start Data records
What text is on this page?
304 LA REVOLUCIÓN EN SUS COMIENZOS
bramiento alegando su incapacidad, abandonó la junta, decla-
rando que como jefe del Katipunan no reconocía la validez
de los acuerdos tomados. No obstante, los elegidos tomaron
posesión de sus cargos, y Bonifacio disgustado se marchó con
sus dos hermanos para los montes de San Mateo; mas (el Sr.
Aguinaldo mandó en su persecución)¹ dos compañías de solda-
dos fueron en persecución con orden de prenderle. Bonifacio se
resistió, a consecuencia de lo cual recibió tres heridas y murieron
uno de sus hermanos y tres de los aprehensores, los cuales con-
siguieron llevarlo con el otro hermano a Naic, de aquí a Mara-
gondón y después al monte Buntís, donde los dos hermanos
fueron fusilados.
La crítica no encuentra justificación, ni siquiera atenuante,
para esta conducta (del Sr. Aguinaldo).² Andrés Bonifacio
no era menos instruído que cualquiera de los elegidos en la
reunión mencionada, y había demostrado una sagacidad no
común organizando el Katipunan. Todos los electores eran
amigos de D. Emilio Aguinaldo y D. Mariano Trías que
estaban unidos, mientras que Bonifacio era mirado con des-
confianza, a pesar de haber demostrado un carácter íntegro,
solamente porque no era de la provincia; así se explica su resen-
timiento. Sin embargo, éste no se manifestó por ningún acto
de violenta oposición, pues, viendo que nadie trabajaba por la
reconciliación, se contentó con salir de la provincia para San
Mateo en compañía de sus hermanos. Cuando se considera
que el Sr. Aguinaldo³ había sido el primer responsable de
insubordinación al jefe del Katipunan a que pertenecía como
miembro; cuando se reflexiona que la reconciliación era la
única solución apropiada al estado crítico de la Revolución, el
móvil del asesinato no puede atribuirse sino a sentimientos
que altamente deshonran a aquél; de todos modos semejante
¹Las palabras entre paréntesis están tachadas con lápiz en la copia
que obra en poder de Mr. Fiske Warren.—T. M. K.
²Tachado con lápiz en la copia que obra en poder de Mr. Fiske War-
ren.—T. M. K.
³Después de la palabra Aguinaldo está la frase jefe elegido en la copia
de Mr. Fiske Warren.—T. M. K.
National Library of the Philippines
end Data records
**What is asked:**
Reproduce the entries above in full by retyping them exactly.

**Answer to this exercise:**
What text is on this page?
304 LA REVOLUCIÓN EN SUS COMIENZOS
bramiento alegando su incapacidad, abandonó la junta, decla-
rando que como jefe del Katipunan no reconocía la validez
de los acuerdos tomados. No obstante, los elegidos tomaron
posesión de sus cargos, y Bonifacio disgustado se marchó con
sus dos hermanos para los montes de San Mateo; mas (el Sr.
Aguinaldo mandó en su persecución)¹ dos compañías de solda-
dos fueron en persecución con orden de prenderle. Bonifacio se
resistió, a consecuencia de lo cual recibió tres heridas y murieron
uno de sus hermanos y tres de los aprehensores, los cuales con-
siguieron llevarlo con el otro hermano a Naic, de aquí a Mara-
gondón y después al monte Buntís, donde los dos hermanos
fueron fusilados.
La crítica no encuentra justificación, ni siquiera atenuante,
para esta conducta (del Sr. Aguinaldo).² Andrés Bonifacio
no era menos instruído que cualquiera de los elegidos en la
reunión mencionada, y había demostrado una sagacidad no
común organizando el Katipunan. Todos los electores eran
amigos de D. Emilio Aguinaldo y D. Mariano Trías que
estaban unidos, mientras que Bonifacio era mirado con des-
confianza, a pesar de haber demostrado un carácter íntegro,
solamente porque no era de la provincia; así se explica su resen-
timiento. Sin embargo, éste no se manifestó por ningún acto
de violenta oposición, pues, viendo que nadie trabajaba por la
reconciliación, se contentó con salir de la provincia para San
Mateo en compañía de sus hermanos. Cuando se considera
que el Sr. Aguinaldo³ había sido el primer responsable de
insubordinación al jefe del Katipunan a que pertenecía como
miembro; cuando se reflexiona que la reconciliación era la
única solución apropiada al estado crítico de la Revolución, el
móvil del asesinato no puede atribuirse sino a sentimientos
que altamente deshonran a aquél; de todos modos semejante
¹Las palabras entre paréntesis están tachadas con lápiz en la copia
que obra en poder de Mr. Fiske Warren.—T. M. K.
²Tachado con lápiz en la copia que obra en poder de Mr. Fiske War-
ren.—T. M. K.
³Después de la palabra Aguinaldo está la frase jefe elegido en la copia
de Mr. Fiske Warren.—T. M. K.
National Library of the Philippines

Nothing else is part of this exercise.